## Problem requirements
Pick out every line in the data below that holds "JSON".

## Data to use
+ + + + +

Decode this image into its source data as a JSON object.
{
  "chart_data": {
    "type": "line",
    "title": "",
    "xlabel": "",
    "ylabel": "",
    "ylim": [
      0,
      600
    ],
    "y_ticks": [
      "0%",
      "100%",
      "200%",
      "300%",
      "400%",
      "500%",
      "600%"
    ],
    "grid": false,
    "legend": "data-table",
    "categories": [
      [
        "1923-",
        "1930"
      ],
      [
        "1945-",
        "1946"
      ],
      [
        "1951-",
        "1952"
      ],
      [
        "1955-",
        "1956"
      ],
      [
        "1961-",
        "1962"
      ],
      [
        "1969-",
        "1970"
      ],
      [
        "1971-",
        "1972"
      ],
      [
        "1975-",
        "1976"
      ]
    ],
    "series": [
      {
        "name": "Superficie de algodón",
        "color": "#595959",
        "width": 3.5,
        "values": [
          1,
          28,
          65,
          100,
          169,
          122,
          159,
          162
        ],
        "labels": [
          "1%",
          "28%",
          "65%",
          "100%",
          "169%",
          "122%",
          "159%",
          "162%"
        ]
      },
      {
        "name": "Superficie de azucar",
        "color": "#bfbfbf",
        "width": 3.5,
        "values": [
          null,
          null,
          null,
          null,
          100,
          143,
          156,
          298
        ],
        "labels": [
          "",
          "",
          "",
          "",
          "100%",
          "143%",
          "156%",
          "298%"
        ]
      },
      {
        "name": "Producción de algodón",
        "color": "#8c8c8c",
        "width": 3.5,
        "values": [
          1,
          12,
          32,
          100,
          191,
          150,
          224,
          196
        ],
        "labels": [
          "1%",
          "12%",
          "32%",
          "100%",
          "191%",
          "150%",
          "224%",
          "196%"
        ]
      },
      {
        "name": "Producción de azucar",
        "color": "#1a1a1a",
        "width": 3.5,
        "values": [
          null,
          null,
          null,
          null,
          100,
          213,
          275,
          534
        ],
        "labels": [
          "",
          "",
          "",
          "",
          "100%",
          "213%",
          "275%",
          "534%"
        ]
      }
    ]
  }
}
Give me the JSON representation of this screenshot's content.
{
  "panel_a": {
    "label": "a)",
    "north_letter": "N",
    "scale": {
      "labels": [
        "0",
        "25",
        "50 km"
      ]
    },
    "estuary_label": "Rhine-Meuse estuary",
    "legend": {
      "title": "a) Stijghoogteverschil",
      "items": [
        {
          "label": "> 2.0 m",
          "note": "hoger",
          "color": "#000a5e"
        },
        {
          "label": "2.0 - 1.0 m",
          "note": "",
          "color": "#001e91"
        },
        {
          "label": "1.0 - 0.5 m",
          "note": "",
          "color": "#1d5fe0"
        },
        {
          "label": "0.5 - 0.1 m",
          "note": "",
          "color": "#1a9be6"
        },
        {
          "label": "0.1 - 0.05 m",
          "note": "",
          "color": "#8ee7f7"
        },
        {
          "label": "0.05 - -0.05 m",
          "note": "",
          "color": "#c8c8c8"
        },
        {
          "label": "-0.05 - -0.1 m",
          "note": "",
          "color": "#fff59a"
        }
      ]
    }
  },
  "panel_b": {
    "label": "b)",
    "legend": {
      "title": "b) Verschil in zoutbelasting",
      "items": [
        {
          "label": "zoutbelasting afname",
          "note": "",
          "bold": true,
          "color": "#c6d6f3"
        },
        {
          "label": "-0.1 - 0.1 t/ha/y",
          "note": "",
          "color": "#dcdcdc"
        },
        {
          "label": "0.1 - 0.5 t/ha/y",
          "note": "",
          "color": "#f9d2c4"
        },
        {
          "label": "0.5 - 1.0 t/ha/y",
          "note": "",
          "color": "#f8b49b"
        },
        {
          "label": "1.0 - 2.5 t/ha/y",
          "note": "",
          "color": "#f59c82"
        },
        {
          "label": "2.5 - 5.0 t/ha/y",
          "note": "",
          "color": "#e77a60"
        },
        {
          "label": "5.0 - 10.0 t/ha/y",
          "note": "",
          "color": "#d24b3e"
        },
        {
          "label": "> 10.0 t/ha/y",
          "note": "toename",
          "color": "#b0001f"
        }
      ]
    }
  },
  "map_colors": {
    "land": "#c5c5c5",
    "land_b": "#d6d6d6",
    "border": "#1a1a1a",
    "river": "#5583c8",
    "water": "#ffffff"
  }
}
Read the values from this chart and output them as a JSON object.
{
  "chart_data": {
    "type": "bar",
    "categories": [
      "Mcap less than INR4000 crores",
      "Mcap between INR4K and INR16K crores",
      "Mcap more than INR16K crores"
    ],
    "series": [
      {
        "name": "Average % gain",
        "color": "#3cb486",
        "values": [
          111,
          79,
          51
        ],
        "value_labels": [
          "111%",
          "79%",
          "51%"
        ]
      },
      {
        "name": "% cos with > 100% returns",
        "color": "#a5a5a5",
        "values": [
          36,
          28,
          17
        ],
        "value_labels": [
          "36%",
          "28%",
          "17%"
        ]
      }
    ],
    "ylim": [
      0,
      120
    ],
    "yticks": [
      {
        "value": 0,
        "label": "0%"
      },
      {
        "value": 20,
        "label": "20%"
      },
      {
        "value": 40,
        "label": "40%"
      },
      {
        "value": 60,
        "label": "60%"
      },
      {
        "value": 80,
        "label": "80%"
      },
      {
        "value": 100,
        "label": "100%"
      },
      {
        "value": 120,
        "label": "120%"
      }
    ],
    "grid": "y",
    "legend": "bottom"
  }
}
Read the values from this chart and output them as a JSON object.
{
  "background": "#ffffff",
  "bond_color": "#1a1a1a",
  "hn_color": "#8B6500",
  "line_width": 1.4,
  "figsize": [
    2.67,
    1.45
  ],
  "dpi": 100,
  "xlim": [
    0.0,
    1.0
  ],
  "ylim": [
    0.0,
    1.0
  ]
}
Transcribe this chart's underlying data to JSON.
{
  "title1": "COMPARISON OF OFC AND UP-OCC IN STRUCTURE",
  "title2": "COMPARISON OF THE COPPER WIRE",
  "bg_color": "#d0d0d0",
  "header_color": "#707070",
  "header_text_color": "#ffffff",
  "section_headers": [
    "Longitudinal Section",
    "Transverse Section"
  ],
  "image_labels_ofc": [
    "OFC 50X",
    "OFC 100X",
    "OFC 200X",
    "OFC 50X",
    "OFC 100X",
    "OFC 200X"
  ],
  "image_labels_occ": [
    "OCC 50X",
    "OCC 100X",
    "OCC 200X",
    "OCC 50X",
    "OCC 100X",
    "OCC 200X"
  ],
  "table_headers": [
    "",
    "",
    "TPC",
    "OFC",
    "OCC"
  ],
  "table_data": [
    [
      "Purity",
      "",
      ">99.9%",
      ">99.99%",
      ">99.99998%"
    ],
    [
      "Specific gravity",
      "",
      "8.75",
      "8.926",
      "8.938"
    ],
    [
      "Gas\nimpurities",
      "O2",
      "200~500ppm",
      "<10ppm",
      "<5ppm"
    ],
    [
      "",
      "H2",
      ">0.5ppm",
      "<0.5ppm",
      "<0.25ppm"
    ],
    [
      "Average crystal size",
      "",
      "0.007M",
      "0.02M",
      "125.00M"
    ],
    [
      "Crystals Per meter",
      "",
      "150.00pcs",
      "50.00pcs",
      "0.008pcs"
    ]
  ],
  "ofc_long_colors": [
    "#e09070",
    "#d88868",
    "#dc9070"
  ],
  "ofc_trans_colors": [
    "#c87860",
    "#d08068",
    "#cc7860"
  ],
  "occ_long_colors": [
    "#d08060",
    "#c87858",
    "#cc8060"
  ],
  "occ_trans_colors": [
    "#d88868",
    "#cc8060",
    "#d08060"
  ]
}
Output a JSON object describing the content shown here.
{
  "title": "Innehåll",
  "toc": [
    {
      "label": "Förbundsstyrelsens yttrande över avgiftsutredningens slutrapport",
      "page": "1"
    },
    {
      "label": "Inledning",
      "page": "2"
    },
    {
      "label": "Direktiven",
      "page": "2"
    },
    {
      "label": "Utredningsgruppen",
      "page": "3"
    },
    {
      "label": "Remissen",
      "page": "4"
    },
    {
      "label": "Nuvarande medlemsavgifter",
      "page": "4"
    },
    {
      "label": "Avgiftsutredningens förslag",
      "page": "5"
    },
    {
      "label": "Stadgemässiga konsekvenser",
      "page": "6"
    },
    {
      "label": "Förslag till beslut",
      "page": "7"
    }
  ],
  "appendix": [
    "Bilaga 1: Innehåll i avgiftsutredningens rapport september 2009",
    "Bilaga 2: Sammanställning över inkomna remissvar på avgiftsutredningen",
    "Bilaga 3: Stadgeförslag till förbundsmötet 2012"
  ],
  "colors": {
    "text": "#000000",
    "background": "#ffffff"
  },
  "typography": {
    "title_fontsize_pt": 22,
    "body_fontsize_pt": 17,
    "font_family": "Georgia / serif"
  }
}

+ + + + +

## Solution below
Decode this image into its source data as a JSON object.
Give me the JSON representation of this screenshot's content.
Read the values from this chart and output them as a JSON object.
Read the values from this chart and output them as a JSON object.
Transcribe this chart's underlying data to JSON.
Output a JSON object describing the content shown here.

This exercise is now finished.